Source text:
Evaluation of Cognitive Performance in Clinically Depressed Patients Using THINC-it® After rTMS Treatment

This naturalistic, clinical study evaluated the cognitive performance of 265 patients primarily diagnosed with MDD, using THINC-it® Cognitive Screener.  Patients completed five daily treatments for 7-8 weeks (approx.. 36 total treatments) over the right dorsolateral prefrontal cortex (dlPFC) at 1 Hz for 360 pulses followed by left dlPFC stimulation at 20 Hz for 1200 pulses.  57.36% of patients achieved remission (≥ 70% improvement on PHQ-9) and significant moderate effect was found after rTMS in overall performance on the Choice Reaction Time Identification Task (d = -.38, p < .001) and Trail Making Test-Part B (d = -.39, p < .001). Cognitive performance after TMS suggests patients’ executive function, working memory, processing speed, and attention may have improved.

Presented by Naima Monira, MS

Naima Monira is a Clinical Analyst at Salience TMS Neuro Solutions. She obtained her B.A. in Psychology at Baylor University and both, her Masters in Human Development & Early Childhood Disorders and Applied Cognition & Neuroscience from the University of Texas at Dallas. In the past, Naima worked as a research clinician at the Center for BrainHealth at the University of Texas at Dallas and as a curriculum consultant at Hanson Robokind.

A Multicenter, Randomized, Sham-Controlled Trial of Left Prefrontal, 10 Hz, Transcranial Magnetic Stimulation for Adolescents with Treatment-Resistant Depression

The objective of this study was to examine the feasibility, safety, and efficacy of 10 Hz repetitive transcranial magnetic stimulation (rTMS) for major depressive disorder in adolescents. Based on the largest study of adolescents to date, Left prefrontal 10 Hz rTMS monotherapy appears to be feasible, tolerable, and safe in adolescents with treatment-resistant depression. Future studies should focus on study designs to reduce placebo response rates, larger sample size, and dose-finding approaches for adolescents with depression.

Excerpted data:
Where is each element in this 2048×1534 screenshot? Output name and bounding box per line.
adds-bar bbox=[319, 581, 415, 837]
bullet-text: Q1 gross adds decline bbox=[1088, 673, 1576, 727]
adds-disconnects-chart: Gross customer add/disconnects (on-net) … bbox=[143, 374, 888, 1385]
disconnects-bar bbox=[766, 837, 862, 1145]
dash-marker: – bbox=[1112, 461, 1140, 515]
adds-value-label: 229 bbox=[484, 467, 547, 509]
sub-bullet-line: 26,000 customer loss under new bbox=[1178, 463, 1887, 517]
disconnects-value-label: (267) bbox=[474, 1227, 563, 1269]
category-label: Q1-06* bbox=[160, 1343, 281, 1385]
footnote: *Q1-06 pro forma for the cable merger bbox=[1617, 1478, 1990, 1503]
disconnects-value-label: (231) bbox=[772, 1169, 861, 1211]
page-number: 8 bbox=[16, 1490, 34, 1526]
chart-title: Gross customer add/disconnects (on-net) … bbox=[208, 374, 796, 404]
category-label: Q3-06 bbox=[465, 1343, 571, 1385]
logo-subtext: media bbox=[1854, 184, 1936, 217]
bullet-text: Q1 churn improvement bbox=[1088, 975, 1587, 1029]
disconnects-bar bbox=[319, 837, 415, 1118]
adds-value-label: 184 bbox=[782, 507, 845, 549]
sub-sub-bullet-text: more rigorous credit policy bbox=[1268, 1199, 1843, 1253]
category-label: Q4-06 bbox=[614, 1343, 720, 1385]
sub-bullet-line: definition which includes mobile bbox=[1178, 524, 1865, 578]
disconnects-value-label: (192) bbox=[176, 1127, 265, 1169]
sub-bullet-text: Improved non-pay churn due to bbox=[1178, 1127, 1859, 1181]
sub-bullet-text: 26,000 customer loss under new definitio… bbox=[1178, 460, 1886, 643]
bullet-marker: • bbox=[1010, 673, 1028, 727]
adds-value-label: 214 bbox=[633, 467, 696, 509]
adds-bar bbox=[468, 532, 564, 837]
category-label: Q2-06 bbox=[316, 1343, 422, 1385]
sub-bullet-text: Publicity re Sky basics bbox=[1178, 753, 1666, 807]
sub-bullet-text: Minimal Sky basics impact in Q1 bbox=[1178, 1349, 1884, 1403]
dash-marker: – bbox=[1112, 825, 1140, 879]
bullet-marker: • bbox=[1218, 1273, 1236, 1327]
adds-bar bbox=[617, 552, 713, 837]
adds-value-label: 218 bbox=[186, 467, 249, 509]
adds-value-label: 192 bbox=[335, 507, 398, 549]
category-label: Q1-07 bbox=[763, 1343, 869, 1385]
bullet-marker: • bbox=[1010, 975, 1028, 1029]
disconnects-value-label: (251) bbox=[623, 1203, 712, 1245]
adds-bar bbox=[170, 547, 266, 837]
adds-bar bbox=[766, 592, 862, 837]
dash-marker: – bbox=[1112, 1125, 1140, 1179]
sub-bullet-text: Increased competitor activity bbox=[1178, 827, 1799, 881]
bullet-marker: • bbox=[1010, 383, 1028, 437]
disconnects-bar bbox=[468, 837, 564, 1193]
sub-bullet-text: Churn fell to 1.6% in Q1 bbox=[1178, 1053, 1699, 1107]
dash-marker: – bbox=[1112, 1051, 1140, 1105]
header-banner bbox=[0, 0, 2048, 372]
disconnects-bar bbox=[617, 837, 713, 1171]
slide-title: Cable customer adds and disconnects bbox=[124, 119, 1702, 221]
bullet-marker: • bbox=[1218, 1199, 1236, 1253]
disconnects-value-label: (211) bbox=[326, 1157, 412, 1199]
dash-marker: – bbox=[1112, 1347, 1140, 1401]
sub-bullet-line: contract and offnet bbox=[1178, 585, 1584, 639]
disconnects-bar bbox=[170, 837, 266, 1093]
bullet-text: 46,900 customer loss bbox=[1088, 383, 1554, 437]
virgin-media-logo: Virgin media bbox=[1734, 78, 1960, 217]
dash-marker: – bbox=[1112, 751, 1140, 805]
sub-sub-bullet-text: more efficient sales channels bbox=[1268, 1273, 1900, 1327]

Apply what you read:
a – According to the rTMS text, how many patients did the THINC-it® cognitive performance study evaluate?
b – In the rTMS text, edit everything from "The objective of" down to "adolescents with depression.", replacing "adolescents" with "teenagers".
c – Please translate this sentence from the rTMS text into Spanish: "Future studies should focus on study designs to reduce placebo response rates, larger sample size, and dose-finding approaches for adolescents with depression."
The material plays no part in this work.

Responses by task:
a – 265 patients.

b –
The objective of this study was to examine the feasibility, safety, and efficacy of 10 Hz repetitive transcranial magnetic stimulation (rTMS) for major depressive disorder in teenagers. Based on the largest study of teenagers to date, Left prefrontal 10 Hz rTMS monotherapy appears to be feasible, tolerable, and safe in teenagers with treatment-resistant depression. Future studies should focus on study designs to reduce placebo response rates, larger sample size, and dose-finding approaches for teenagers with depression.

c – Los estudios futuros deberían centrarse en diseños de estudio que reduzcan las tasas de respuesta al placebo, en muestras de mayor tamaño y en enfoques de búsqueda de dosis para adolescentes con depresión.